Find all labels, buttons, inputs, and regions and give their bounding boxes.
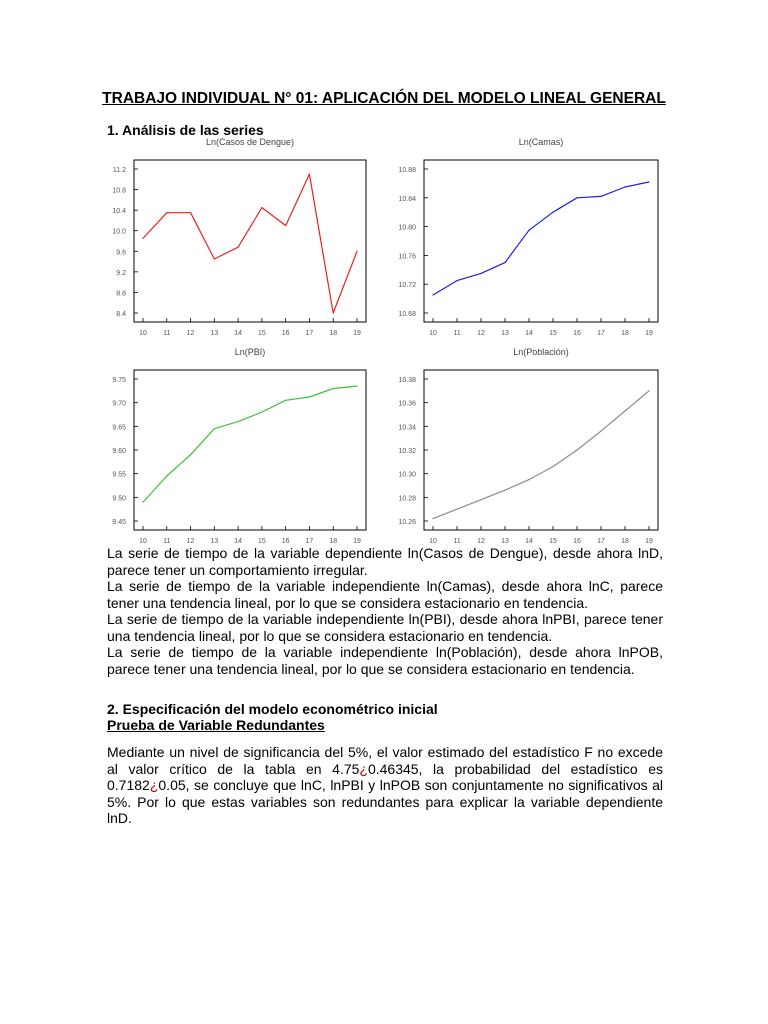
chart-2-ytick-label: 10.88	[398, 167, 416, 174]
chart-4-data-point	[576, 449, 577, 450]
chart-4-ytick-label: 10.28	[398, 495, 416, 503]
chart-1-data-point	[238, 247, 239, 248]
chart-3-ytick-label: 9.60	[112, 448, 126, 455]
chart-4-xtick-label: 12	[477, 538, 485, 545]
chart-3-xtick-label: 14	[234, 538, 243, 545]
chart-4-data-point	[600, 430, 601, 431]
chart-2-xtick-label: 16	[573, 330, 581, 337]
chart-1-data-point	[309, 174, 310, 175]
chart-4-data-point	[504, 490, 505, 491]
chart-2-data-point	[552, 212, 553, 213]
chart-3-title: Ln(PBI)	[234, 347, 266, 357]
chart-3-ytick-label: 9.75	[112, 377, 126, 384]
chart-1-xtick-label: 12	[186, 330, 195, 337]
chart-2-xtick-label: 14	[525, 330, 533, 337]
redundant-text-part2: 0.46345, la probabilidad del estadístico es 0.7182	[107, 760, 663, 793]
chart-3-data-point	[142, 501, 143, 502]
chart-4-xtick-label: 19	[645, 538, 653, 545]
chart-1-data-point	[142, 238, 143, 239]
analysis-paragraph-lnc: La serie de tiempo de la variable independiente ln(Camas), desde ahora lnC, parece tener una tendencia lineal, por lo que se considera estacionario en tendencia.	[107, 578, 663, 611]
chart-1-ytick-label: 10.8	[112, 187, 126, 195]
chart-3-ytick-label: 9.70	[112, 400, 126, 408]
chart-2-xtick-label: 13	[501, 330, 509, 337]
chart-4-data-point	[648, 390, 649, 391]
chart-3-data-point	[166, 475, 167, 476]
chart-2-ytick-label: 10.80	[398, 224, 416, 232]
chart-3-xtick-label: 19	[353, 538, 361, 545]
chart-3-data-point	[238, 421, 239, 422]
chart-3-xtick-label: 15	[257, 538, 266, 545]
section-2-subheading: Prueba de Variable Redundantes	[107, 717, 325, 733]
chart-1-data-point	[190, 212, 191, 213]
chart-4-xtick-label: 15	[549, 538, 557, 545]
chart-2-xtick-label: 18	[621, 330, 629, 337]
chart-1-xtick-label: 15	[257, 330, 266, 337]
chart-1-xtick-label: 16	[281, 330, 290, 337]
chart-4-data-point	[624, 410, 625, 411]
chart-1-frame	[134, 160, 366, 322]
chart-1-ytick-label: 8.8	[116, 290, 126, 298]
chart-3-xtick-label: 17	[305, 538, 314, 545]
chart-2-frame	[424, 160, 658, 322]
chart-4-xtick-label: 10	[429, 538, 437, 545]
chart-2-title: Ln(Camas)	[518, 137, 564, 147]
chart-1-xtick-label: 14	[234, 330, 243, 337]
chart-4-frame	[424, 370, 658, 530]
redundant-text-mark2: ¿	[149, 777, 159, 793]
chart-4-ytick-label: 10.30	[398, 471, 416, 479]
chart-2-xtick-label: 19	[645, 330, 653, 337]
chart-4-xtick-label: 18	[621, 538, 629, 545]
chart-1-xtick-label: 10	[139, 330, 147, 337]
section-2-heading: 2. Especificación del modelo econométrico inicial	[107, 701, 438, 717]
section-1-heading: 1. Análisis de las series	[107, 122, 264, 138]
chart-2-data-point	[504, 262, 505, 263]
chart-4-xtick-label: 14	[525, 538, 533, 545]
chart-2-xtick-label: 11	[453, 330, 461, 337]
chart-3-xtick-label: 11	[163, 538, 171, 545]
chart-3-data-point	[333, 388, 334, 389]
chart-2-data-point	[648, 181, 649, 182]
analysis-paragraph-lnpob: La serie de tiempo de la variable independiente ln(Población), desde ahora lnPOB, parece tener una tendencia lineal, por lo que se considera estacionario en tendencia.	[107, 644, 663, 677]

**PROBLEM STATEMENT:** Please return every line of the entries above with no changes, leaving out the pictures.

**ANSWER IN FULL:**
Find all labels, buttons, inputs, and regions and give their bounding boxes.
chart-2-ytick-label: 10.88	[398, 167, 416, 174]
chart-4-data-point	[576, 449, 577, 450]
chart-4-ytick-label: 10.28	[398, 495, 416, 503]
chart-1-data-point	[238, 247, 239, 248]
chart-3-ytick-label: 9.60	[112, 448, 126, 455]
chart-4-xtick-label: 12	[477, 538, 485, 545]
chart-3-xtick-label: 14	[234, 538, 243, 545]
chart-4-data-point	[600, 430, 601, 431]
chart-2-xtick-label: 16	[573, 330, 581, 337]
chart-1-data-point	[309, 174, 310, 175]
chart-4-data-point	[504, 490, 505, 491]
chart-2-data-point	[552, 212, 553, 213]
chart-3-title: Ln(PBI)	[234, 347, 266, 357]
chart-3-ytick-label: 9.75	[112, 377, 126, 384]
chart-1-xtick-label: 12	[186, 330, 195, 337]
chart-2-xtick-label: 14	[525, 330, 533, 337]
redundant-text-part2: 0.46345, la probabilidad del estadístico es 0.7182	[107, 760, 663, 793]
chart-3-data-point	[142, 501, 143, 502]
chart-4-xtick-label: 19	[645, 538, 653, 545]
chart-1-data-point	[142, 238, 143, 239]
analysis-paragraph-lnc: La serie de tiempo de la variable independiente ln(Camas), desde ahora lnC, parece tener una tendencia lineal, por lo que se considera estacionario en tendencia.	[107, 578, 663, 611]
chart-1-ytick-label: 10.8	[112, 187, 126, 195]
chart-3-ytick-label: 9.70	[112, 400, 126, 408]
chart-2-xtick-label: 13	[501, 330, 509, 337]
chart-4-data-point	[648, 390, 649, 391]
chart-3-data-point	[166, 475, 167, 476]
chart-2-ytick-label: 10.80	[398, 224, 416, 232]
chart-3-xtick-label: 19	[353, 538, 361, 545]
chart-3-data-point	[238, 421, 239, 422]
chart-3-xtick-label: 15	[257, 538, 266, 545]
section-2-subheading: Prueba de Variable Redundantes	[107, 717, 325, 733]
chart-1-data-point	[190, 212, 191, 213]
chart-4-xtick-label: 15	[549, 538, 557, 545]
chart-2-xtick-label: 18	[621, 330, 629, 337]
chart-1-xtick-label: 15	[257, 330, 266, 337]
chart-1-xtick-label: 16	[281, 330, 290, 337]
chart-4-data-point	[624, 410, 625, 411]
chart-1-frame	[134, 160, 366, 322]
chart-1-ytick-label: 8.8	[116, 290, 126, 298]
chart-3-xtick-label: 17	[305, 538, 314, 545]
chart-2-frame	[424, 160, 658, 322]
chart-4-xtick-label: 10	[429, 538, 437, 545]
chart-2-title: Ln(Camas)	[518, 137, 564, 147]
chart-1-xtick-label: 14	[234, 330, 243, 337]
chart-4-frame	[424, 370, 658, 530]
redundant-text-mark2: ¿	[149, 777, 159, 793]
chart-4-ytick-label: 10.30	[398, 471, 416, 479]
chart-2-xtick-label: 19	[645, 330, 653, 337]
chart-4-xtick-label: 18	[621, 538, 629, 545]
chart-1-xtick-label: 10	[139, 330, 147, 337]
section-2-heading: 2. Especificación del modelo econométrico inicial	[107, 701, 438, 717]
section-1-heading: 1. Análisis de las series	[107, 122, 264, 138]
chart-2-data-point	[504, 262, 505, 263]
chart-4-xtick-label: 14	[525, 538, 533, 545]
chart-2-xtick-label: 11	[453, 330, 461, 337]
chart-3-xtick-label: 11	[163, 538, 171, 545]
chart-3-data-point	[333, 388, 334, 389]
chart-2-data-point	[648, 181, 649, 182]
analysis-paragraph-lnpob: La serie de tiempo de la variable independiente ln(Población), desde ahora lnPOB, parece tener una tendencia lineal, por lo que se considera estacionario en tendencia.	[107, 644, 663, 677]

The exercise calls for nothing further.